## [Exercise description]
Check each line of the material. Copy those containing "comment".
===== Material supplied =====
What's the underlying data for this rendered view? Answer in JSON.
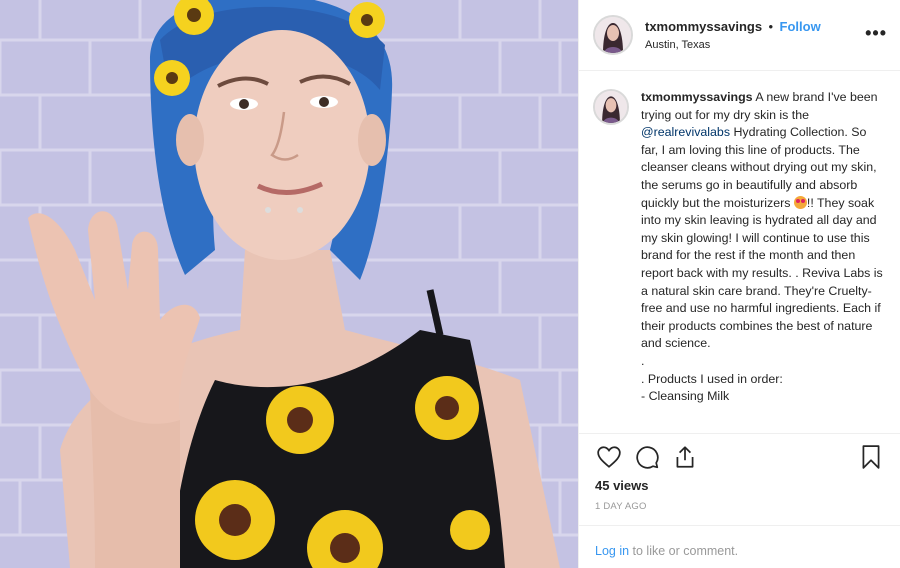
{
  "post": {
    "username": "txmommyssavings",
    "dot": "•",
    "follow_label": "Follow",
    "location": "Austin, Texas",
    "more_label": "•••"
  },
  "caption": {
    "username": "txmommyssavings",
    "text_1": " A new brand I've been trying out for my dry skin is the ",
    "mention": "@realrevivalabs",
    "text_2": " Hydrating Collection. So far, I am loving this line of products. The cleanser cleans without drying out my skin, the serums go in beautifully and absorb quickly but the moisturizers ",
    "text_3": "!! They soak into my skin leaving is hydrated all day and my skin glowing! I will continue to use this brand for the rest if the month and then report back with my results. . Reviva Labs is a natural skin care brand. They're Cruelty-free and use no harmful ingredients. Each if their products combines the best of nature and science.",
    "line_dot": ".",
    "line_products": ". Products I used in order:",
    "line_cleansing": "- Cleansing Milk"
  },
  "icons": {
    "like": "heart-icon",
    "comment": "comment-icon",
    "share": "share-icon",
    "save": "bookmark-icon",
    "emoji": "heart-eyes-emoji"
  },
  "stats": {
    "views": "45 views",
    "time": "1 DAY AGO"
  },
  "footer": {
    "login": "Log in",
    "rest": " to like or comment."
  },
  "colors": {
    "link_blue": "#3897f0",
    "mention_blue": "#003569",
    "muted_gray": "#999999",
    "border": "#efefef"
  }
}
=====
## [Result]
    "comment": "comment-icon",
    "rest": " to like or comment."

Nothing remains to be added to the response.